What to do »
Would you quote the material below in full and unchanged?

Stored items
================================

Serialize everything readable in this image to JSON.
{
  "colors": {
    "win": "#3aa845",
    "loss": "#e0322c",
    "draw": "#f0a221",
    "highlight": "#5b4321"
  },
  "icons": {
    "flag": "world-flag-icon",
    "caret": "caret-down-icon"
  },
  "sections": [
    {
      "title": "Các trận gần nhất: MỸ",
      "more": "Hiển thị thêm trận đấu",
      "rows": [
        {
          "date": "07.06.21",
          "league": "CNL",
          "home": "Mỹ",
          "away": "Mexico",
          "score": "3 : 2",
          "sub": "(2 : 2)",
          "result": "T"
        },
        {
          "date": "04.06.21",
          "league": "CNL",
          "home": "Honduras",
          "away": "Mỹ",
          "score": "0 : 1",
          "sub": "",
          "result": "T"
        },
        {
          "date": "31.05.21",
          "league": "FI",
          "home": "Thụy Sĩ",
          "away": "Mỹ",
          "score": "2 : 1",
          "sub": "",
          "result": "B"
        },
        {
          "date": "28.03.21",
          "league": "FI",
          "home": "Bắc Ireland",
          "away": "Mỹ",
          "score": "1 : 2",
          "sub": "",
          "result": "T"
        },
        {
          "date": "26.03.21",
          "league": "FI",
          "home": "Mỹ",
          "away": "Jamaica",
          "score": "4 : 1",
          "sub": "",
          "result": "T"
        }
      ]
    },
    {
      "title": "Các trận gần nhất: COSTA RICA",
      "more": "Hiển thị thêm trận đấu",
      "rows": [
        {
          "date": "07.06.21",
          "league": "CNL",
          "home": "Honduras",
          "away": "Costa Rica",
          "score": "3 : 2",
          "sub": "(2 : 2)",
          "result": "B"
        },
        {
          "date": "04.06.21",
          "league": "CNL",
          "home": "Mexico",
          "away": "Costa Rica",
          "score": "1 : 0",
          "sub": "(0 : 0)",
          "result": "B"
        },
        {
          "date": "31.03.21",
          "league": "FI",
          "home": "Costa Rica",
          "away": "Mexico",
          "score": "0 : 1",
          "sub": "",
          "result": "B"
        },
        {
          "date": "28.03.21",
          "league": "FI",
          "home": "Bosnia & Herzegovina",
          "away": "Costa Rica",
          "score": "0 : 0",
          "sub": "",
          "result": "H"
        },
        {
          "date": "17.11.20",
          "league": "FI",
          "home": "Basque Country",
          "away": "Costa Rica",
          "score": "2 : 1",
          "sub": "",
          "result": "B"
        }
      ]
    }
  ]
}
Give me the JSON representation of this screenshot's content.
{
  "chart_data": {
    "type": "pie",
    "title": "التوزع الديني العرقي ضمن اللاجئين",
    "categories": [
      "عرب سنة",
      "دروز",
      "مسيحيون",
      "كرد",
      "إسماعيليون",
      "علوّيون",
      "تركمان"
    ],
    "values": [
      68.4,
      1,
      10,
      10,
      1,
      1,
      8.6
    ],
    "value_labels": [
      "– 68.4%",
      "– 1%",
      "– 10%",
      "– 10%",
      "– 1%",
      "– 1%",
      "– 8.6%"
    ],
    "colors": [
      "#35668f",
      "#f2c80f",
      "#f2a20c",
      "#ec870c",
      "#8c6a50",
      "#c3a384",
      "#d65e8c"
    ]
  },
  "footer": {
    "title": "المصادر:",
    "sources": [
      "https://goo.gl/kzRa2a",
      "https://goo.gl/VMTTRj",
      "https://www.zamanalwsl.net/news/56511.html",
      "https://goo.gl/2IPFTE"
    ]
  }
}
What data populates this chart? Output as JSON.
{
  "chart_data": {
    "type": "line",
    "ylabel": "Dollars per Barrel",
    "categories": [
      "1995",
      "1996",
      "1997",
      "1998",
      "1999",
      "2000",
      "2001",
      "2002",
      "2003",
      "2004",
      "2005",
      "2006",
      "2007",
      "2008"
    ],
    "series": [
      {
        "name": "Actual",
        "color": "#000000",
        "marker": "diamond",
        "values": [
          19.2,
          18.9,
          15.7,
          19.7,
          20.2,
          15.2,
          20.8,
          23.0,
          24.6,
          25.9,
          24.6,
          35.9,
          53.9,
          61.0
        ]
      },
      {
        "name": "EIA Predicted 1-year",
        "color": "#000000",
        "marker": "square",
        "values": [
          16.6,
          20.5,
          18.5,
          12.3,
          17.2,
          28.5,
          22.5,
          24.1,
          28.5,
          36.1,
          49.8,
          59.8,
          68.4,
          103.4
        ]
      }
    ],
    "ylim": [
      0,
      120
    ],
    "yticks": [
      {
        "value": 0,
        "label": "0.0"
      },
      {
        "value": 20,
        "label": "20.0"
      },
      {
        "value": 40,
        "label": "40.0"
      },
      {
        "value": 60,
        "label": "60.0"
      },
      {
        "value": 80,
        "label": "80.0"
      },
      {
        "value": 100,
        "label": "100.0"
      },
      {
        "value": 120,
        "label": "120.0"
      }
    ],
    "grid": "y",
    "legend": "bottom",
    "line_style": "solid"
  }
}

================================

Response to the task »
Serialize everything readable in this image to JSON.
{
  "colors": {
    "win": "#3aa845",
    "loss": "#e0322c",
    "draw": "#f0a221",
    "highlight": "#5b4321"
  },
  "icons": {
    "flag": "world-flag-icon",
    "caret": "caret-down-icon"
  },
  "sections": [
    {
      "title": "Các trận gần nhất: MỸ",
      "more": "Hiển thị thêm trận đấu",
      "rows": [
        {
          "date": "07.06.21",
          "league": "CNL",
          "home": "Mỹ",
          "away": "Mexico",
          "score": "3 : 2",
          "sub": "(2 : 2)",
          "result": "T"
        },
        {
          "date": "04.06.21",
          "league": "CNL",
          "home": "Honduras",
          "away": "Mỹ",
          "score": "0 : 1",
          "sub": "",
          "result": "T"
        },
        {
          "date": "31.05.21",
          "league": "FI",
          "home": "Thụy Sĩ",
          "away": "Mỹ",
          "score": "2 : 1",
          "sub": "",
          "result": "B"
        },
        {
          "date": "28.03.21",
          "league": "FI",
          "home": "Bắc Ireland",
          "away": "Mỹ",
          "score": "1 : 2",
          "sub": "",
          "result": "T"
        },
        {
          "date": "26.03.21",
          "league": "FI",
          "home": "Mỹ",
          "away": "Jamaica",
          "score": "4 : 1",
          "sub": "",
          "result": "T"
        }
      ]
    },
    {
      "title": "Các trận gần nhất: COSTA RICA",
      "more": "Hiển thị thêm trận đấu",
      "rows": [
        {
          "date": "07.06.21",
          "league": "CNL",
          "home": "Honduras",
          "away": "Costa Rica",
          "score": "3 : 2",
          "sub": "(2 : 2)",
          "result": "B"
        },
        {
          "date": "04.06.21",
          "league": "CNL",
          "home": "Mexico",
          "away": "Costa Rica",
          "score": "1 : 0",
          "sub": "(0 : 0)",
          "result": "B"
        },
        {
          "date": "31.03.21",
          "league": "FI",
          "home": "Costa Rica",
          "away": "Mexico",
          "score": "0 : 1",
          "sub": "",
          "result": "B"
        },
        {
          "date": "28.03.21",
          "league": "FI",
          "home": "Bosnia & Herzegovina",
          "away": "Costa Rica",
          "score": "0 : 0",
          "sub": "",
          "result": "H"
        },
        {
          "date": "17.11.20",
          "league": "FI",
          "home": "Basque Country",
          "away": "Costa Rica",
          "score": "2 : 1",
          "sub": "",
          "result": "B"
        }
      ]
    }
  ]
}
Give me the JSON representation of this screenshot's content.
{
  "chart_data": {
    "type": "pie",
    "title": "التوزع الديني العرقي ضمن اللاجئين",
    "categories": [
      "عرب سنة",
      "دروز",
      "مسيحيون",
      "كرد",
      "إسماعيليون",
      "علوّيون",
      "تركمان"
    ],
    "values": [
      68.4,
      1,
      10,
      10,
      1,
      1,
      8.6
    ],
    "value_labels": [
      "– 68.4%",
      "– 1%",
      "– 10%",
      "– 10%",
      "– 1%",
      "– 1%",
      "– 8.6%"
    ],
    "colors": [
      "#35668f",
      "#f2c80f",
      "#f2a20c",
      "#ec870c",
      "#8c6a50",
      "#c3a384",
      "#d65e8c"
    ]
  },
  "footer": {
    "title": "المصادر:",
    "sources": [
      "https://goo.gl/kzRa2a",
      "https://goo.gl/VMTTRj",
      "https://www.zamanalwsl.net/news/56511.html",
      "https://goo.gl/2IPFTE"
    ]
  }
}
What data populates this chart? Output as JSON.
{
  "chart_data": {
    "type": "line",
    "ylabel": "Dollars per Barrel",
    "categories": [
      "1995",
      "1996",
      "1997",
      "1998",
      "1999",
      "2000",
      "2001",
      "2002",
      "2003",
      "2004",
      "2005",
      "2006",
      "2007",
      "2008"
    ],
    "series": [
      {
        "name": "Actual",
        "color": "#000000",
        "marker": "diamond",
        "values": [
          19.2,
          18.9,
          15.7,
          19.7,
          20.2,
          15.2,
          20.8,
          23.0,
          24.6,
          25.9,
          24.6,
          35.9,
          53.9,
          61.0
        ]
      },
      {
        "name": "EIA Predicted 1-year",
        "color": "#000000",
        "marker": "square",
        "values": [
          16.6,
          20.5,
          18.5,
          12.3,
          17.2,
          28.5,
          22.5,
          24.1,
          28.5,
          36.1,
          49.8,
          59.8,
          68.4,
          103.4
        ]
      }
    ],
    "ylim": [
      0,
      120
    ],
    "yticks": [
      {
        "value": 0,
        "label": "0.0"
      },
      {
        "value": 20,
        "label": "20.0"
      },
      {
        "value": 40,
        "label": "40.0"
      },
      {
        "value": 60,
        "label": "60.0"
      },
      {
        "value": 80,
        "label": "80.0"
      },
      {
        "value": 100,
        "label": "100.0"
      },
      {
        "value": 120,
        "label": "120.0"
      }
    ],
    "grid": "y",
    "legend": "bottom",
    "line_style": "solid"
  }
}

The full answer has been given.